> TASK PROMPT
Search the material for "daily" and show all lines that contain it.
— start of INPUT RECORDS —
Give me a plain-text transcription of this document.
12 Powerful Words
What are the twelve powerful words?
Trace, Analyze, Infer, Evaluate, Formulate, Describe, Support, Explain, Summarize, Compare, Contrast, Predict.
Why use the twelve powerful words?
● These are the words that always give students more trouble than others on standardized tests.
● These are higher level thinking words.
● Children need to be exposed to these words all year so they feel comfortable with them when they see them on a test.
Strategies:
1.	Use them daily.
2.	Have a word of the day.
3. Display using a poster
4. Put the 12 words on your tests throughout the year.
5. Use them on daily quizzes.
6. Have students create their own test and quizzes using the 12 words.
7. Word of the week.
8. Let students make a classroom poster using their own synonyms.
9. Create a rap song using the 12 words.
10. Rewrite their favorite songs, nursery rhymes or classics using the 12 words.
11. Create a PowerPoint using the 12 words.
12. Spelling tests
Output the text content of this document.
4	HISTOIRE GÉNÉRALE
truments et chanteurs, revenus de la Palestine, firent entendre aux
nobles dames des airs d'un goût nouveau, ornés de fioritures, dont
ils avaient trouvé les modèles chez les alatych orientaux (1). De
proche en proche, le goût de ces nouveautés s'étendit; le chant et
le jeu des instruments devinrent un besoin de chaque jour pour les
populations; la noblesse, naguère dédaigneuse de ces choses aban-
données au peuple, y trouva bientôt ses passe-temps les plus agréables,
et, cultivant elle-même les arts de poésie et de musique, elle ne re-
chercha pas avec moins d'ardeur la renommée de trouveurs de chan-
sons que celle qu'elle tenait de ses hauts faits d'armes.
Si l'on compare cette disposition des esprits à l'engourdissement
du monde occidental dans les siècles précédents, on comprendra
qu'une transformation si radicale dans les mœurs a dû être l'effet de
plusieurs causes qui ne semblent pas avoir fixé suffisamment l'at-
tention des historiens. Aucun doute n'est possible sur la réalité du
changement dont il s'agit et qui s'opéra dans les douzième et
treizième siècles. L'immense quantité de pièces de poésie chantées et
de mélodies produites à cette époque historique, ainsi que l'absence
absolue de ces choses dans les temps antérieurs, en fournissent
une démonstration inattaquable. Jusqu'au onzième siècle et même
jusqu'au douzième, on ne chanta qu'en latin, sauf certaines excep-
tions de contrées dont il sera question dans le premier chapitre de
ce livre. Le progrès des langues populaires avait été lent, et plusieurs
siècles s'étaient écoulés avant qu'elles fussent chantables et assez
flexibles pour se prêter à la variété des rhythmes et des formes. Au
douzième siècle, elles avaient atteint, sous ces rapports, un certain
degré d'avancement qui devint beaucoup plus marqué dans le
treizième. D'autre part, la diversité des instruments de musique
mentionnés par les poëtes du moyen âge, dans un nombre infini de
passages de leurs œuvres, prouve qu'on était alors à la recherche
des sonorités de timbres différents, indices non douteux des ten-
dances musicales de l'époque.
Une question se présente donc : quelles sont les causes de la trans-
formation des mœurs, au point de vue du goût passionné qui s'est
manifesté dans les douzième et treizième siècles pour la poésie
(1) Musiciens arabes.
— end of INPUT RECORDS —
> WRITTEN RESPONSE
1.	Use them daily.
5. Use them on daily quizzes.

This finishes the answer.